→ **TO DO**
In the lines from the one containing "code-line[interactable]: close all;" through the one containing "code-line[interactable]: Y=imread('j.png'); <box>50", substitute "source-line" for every "code-line" and leave everything else unchanged. Return only those lines.

[Image element box records]
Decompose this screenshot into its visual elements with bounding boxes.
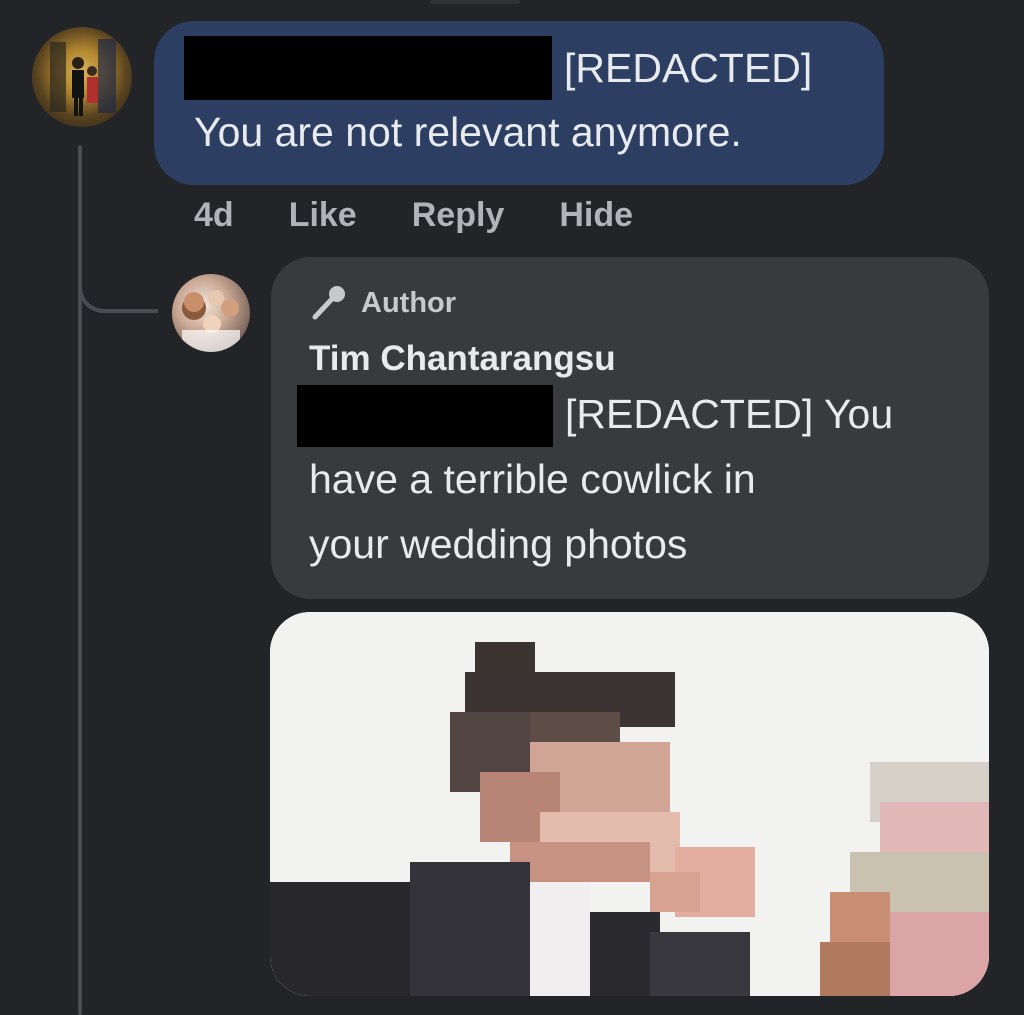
attached-photo[interactable] bbox=[270, 612, 989, 996]
comment-text: You are not relevant anymore. bbox=[194, 109, 742, 155]
microphone-icon bbox=[309, 283, 349, 323]
reply-text-line3: your wedding photos bbox=[309, 521, 688, 567]
author-name[interactable]: Tim Chantarangsu bbox=[309, 339, 616, 379]
reply-text-line1: [REDACTED] You bbox=[565, 391, 894, 437]
author-badge: Author bbox=[309, 283, 456, 323]
commenter-avatar[interactable] bbox=[32, 27, 132, 127]
comment-timestamp[interactable]: 4d bbox=[194, 196, 234, 235]
previous-content-edge bbox=[430, 0, 520, 4]
hide-button[interactable]: Hide bbox=[559, 196, 633, 235]
pixelated-wedding-photo bbox=[270, 612, 989, 996]
comment-bubble: [REDACTED] You are not relevant anymore. bbox=[154, 21, 884, 185]
like-button[interactable]: Like bbox=[289, 196, 357, 235]
avatar-photo bbox=[182, 290, 240, 352]
redaction-box bbox=[184, 36, 552, 100]
author-badge-label: Author bbox=[361, 286, 457, 319]
avatar-photo bbox=[50, 39, 116, 116]
author-avatar[interactable] bbox=[172, 274, 250, 352]
thread-connector-curve bbox=[78, 255, 158, 313]
redaction-box bbox=[297, 385, 553, 447]
redacted-label: [REDACTED] bbox=[564, 45, 813, 91]
reply-button[interactable]: Reply bbox=[412, 196, 505, 235]
comment-actions: 4d Like Reply Hide bbox=[194, 196, 688, 235]
reply-text-line2: have a terrible cowlick in bbox=[309, 456, 756, 502]
reply-bubble: Author Tim Chantarangsu [REDACTED] You h… bbox=[271, 257, 989, 599]
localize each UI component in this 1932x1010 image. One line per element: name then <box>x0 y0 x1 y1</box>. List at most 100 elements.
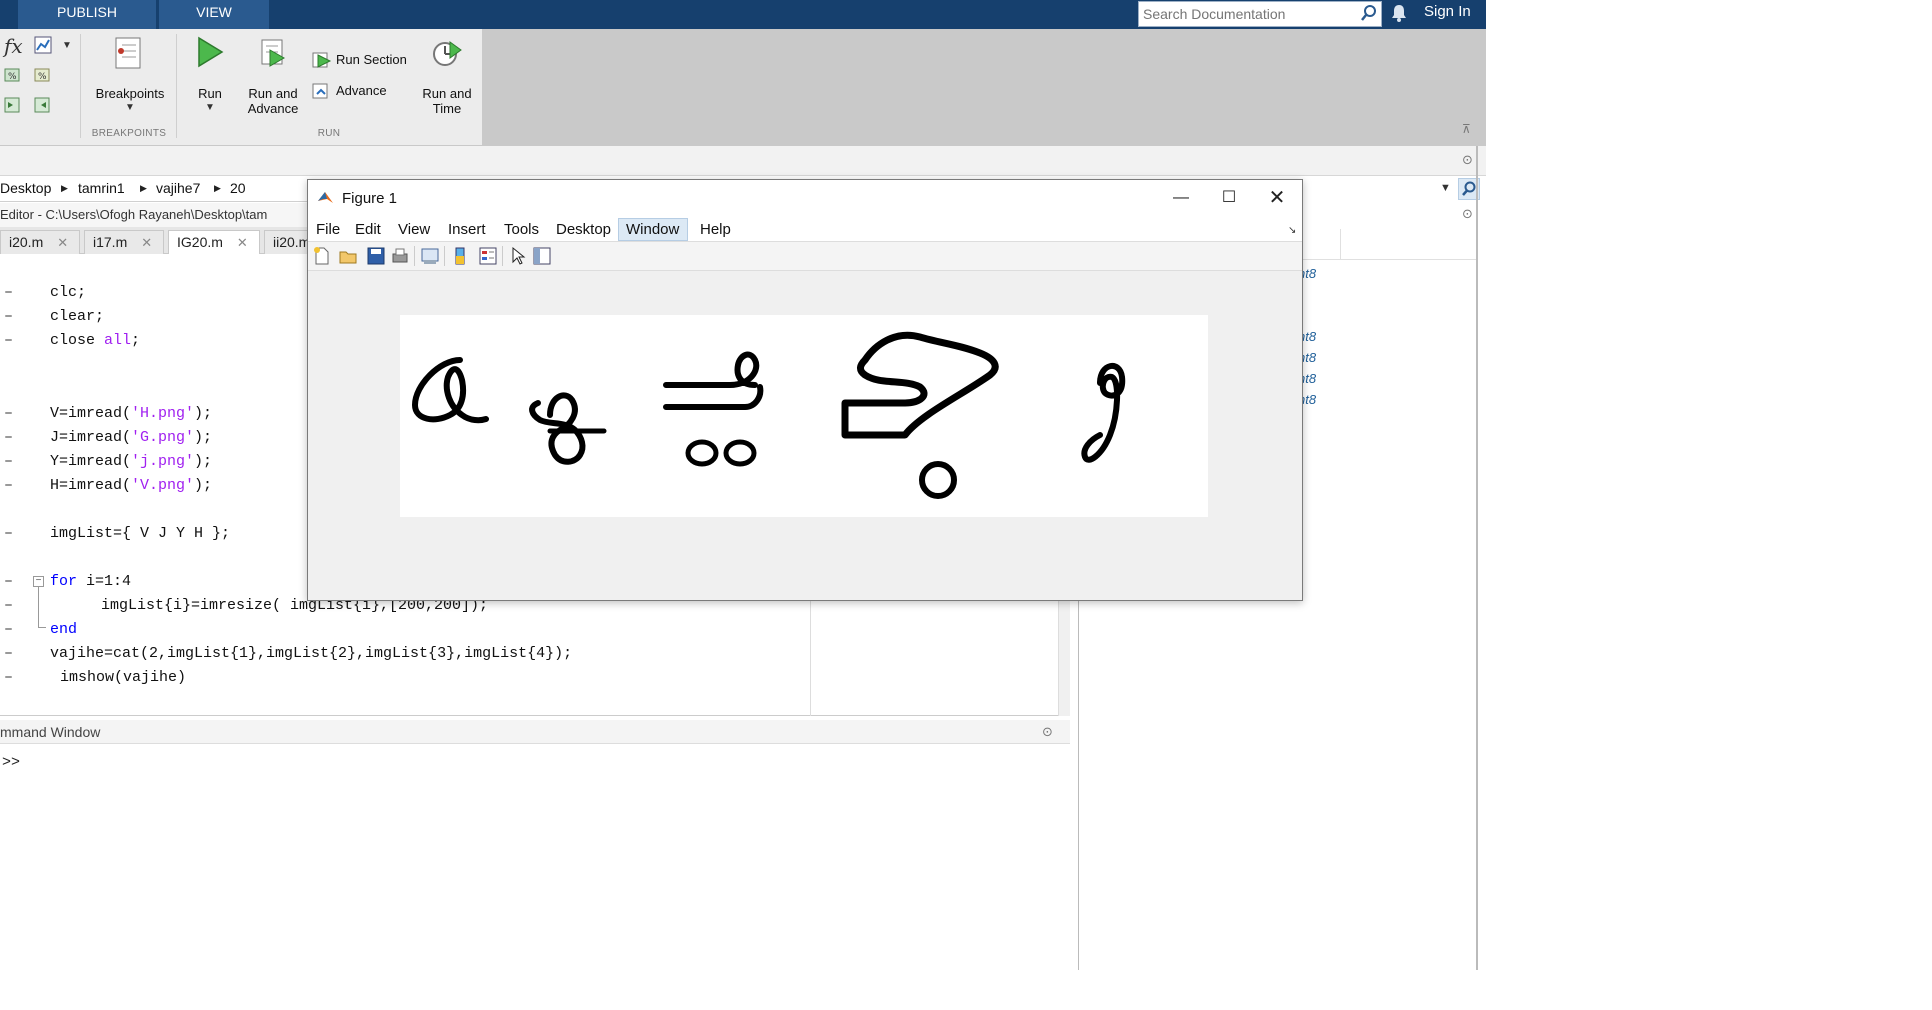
code-line[interactable]: close all; <box>50 332 140 349</box>
code-line[interactable]: J=imread('G.png'); <box>50 429 212 446</box>
toolbar-separator <box>502 246 503 266</box>
editor-tab-label: i20.m <box>9 234 44 250</box>
workspace-header-divider <box>1300 259 1478 260</box>
uncomment-icon[interactable]: % <box>34 66 54 84</box>
code-line[interactable]: V=imread('H.png'); <box>50 405 212 422</box>
menu-desktop[interactable]: Desktop <box>556 221 611 238</box>
code-string: 'H.png' <box>131 405 195 422</box>
insert-legend-icon[interactable] <box>478 246 498 266</box>
link-plot-icon[interactable] <box>420 246 440 266</box>
comment-icon[interactable]: % <box>4 66 24 84</box>
editor-tab-label: ii20.m <box>273 234 310 250</box>
editor-tab[interactable]: i17.m ✕ <box>84 230 164 254</box>
code-line[interactable]: Y=imread('j.png'); <box>50 453 212 470</box>
property-editor-icon[interactable] <box>532 246 552 266</box>
close-icon[interactable]: ✕ <box>57 235 68 250</box>
panel-options-icon[interactable]: ⊙ <box>1462 152 1473 168</box>
open-file-icon[interactable] <box>338 246 358 266</box>
close-icon[interactable]: ✕ <box>237 235 248 250</box>
menu-help[interactable]: Help <box>700 221 731 238</box>
sign-in-link[interactable]: Sign In <box>1424 3 1471 20</box>
minimize-button[interactable]: — <box>1158 180 1204 217</box>
tab-publish[interactable]: PUBLISH <box>18 0 156 29</box>
search-input[interactable] <box>1139 2 1359 26</box>
run-button[interactable]: Run <box>186 86 234 101</box>
run-and-time-button[interactable]: Run and Time <box>414 86 480 116</box>
breadcrumb-item[interactable]: 20 <box>230 180 246 196</box>
command-window[interactable] <box>0 744 1070 970</box>
outdent-icon[interactable] <box>34 96 54 114</box>
code-line[interactable]: imgList={ V J Y H }; <box>50 525 230 542</box>
run-and-advance-button[interactable]: Run and Advance <box>240 86 306 116</box>
run-and-advance-icon[interactable] <box>258 36 288 68</box>
run-section-button[interactable]: Run Section <box>336 52 407 67</box>
panel-options-icon[interactable]: ⊙ <box>1462 206 1473 222</box>
menu-view[interactable]: View <box>398 221 430 238</box>
figure-window[interactable]: Figure 1 — ☐ ✕ File Edit View Insert Too… <box>307 179 1303 601</box>
menu-edit[interactable]: Edit <box>355 221 381 238</box>
code-text: close <box>50 332 105 349</box>
new-figure-icon[interactable] <box>312 246 332 266</box>
dock-arrow-icon[interactable]: ↘ <box>1288 225 1296 236</box>
figure-titlebar[interactable] <box>308 180 1302 217</box>
breadcrumb-arrow-icon[interactable]: ▶ <box>61 183 68 194</box>
menu-window[interactable]: Window <box>626 221 679 238</box>
run-section-icon[interactable] <box>312 51 332 69</box>
panel-options-icon[interactable]: ⊙ <box>1042 724 1053 740</box>
chevron-down-icon[interactable]: ▼ <box>125 102 135 113</box>
maximize-button[interactable]: ☐ <box>1206 180 1252 217</box>
pointer-icon[interactable] <box>508 246 528 266</box>
breadcrumb-arrow-icon[interactable]: ▶ <box>214 183 221 194</box>
chevron-down-icon[interactable]: ▼ <box>62 40 72 51</box>
search-icon[interactable] <box>1360 4 1378 22</box>
code-line[interactable]: clear; <box>50 308 104 325</box>
editor-tab[interactable]: ii20.m <box>264 230 310 254</box>
advance-button[interactable]: Advance <box>336 83 387 98</box>
fx-icon[interactable]: fx <box>4 34 23 58</box>
insert-figure-icon[interactable] <box>34 36 54 56</box>
run-and-time-label-line2: Time <box>432 101 462 116</box>
save-icon[interactable] <box>366 246 386 266</box>
command-prompt[interactable]: >> <box>2 754 20 771</box>
collapse-ribbon-icon[interactable]: ⊼ <box>1462 122 1471 136</box>
advance-icon[interactable] <box>312 82 332 100</box>
group-label-run: RUN <box>317 128 341 139</box>
breakpoints-button[interactable]: Breakpoints <box>90 86 170 101</box>
tab-view[interactable]: VIEW <box>159 0 269 29</box>
menu-insert[interactable]: Insert <box>448 221 486 238</box>
editor-tab-active[interactable]: IG20.m ✕ <box>168 230 260 254</box>
chevron-down-icon[interactable]: ▼ <box>205 102 215 113</box>
run-and-time-icon[interactable] <box>432 36 462 70</box>
search-documentation-box[interactable] <box>1138 1 1382 27</box>
insert-colorbar-icon[interactable] <box>450 246 470 266</box>
notification-bell-icon[interactable] <box>1390 3 1408 23</box>
breadcrumb-item[interactable]: tamrin1 <box>78 180 125 196</box>
figure-title: Figure 1 <box>342 190 398 207</box>
close-icon[interactable]: ✕ <box>141 235 152 250</box>
breadcrumb-arrow-icon[interactable]: ▶ <box>140 183 147 194</box>
code-line[interactable]: clc; <box>50 284 86 301</box>
code-line[interactable]: vajihe=cat(2,imgList{1},imgList{2},imgLi… <box>50 645 572 662</box>
fold-toggle-icon[interactable]: − <box>33 576 44 587</box>
editor-title: Editor - C:\Users\Ofogh Rayaneh\Desktop\… <box>0 203 310 227</box>
line-marker: – <box>4 525 14 542</box>
print-icon[interactable] <box>390 246 410 266</box>
breadcrumb-item[interactable]: vajihe7 <box>156 180 200 196</box>
line-marker: – <box>4 645 14 662</box>
code-line[interactable]: H=imread('V.png'); <box>50 477 212 494</box>
menu-tools[interactable]: Tools <box>504 221 539 238</box>
menu-file[interactable]: File <box>316 221 340 238</box>
indent-icon[interactable] <box>4 96 24 114</box>
code-line[interactable]: end <box>50 621 77 638</box>
code-text: clear; <box>50 308 105 325</box>
breadcrumb-item[interactable]: Desktop <box>0 180 51 196</box>
line-marker: – <box>4 621 14 638</box>
run-icon[interactable] <box>196 36 224 68</box>
code-line[interactable]: for i=1:4 <box>50 573 131 590</box>
editor-scrollbar[interactable] <box>1058 600 1070 716</box>
close-button[interactable]: ✕ <box>1254 180 1300 217</box>
editor-tab[interactable]: i20.m ✕ <box>0 230 80 254</box>
breakpoints-icon[interactable] <box>114 36 144 70</box>
code-line[interactable]: imshow(vajihe) <box>60 669 186 686</box>
chevron-down-icon[interactable]: ▼ <box>1440 182 1451 194</box>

→ **EXERCISE SOLUTION**
source-line[interactable]: close all; <box>50 332 140 349</box>
source-line[interactable]: J=imread('G.png'); <box>50 429 212 446</box>
toolbar-separator <box>502 246 503 266</box>
editor-tab-label: i20.m <box>9 234 44 250</box>
workspace-header-divider <box>1300 259 1478 260</box>
uncomment-icon[interactable]: % <box>34 66 54 84</box>
source-line[interactable]: V=imread('H.png'); <box>50 405 212 422</box>
menu-desktop[interactable]: Desktop <box>556 221 611 238</box>
code-string: 'H.png' <box>131 405 195 422</box>
insert-legend-icon[interactable] <box>478 246 498 266</box>
link-plot-icon[interactable] <box>420 246 440 266</box>
comment-icon[interactable]: % <box>4 66 24 84</box>
editor-tab-label: ii20.m <box>273 234 310 250</box>
editor-tab[interactable]: i17.m ✕ <box>84 230 164 254</box>
source-line[interactable]: Y=imread('j.png'); <box>50 453 212 470</box>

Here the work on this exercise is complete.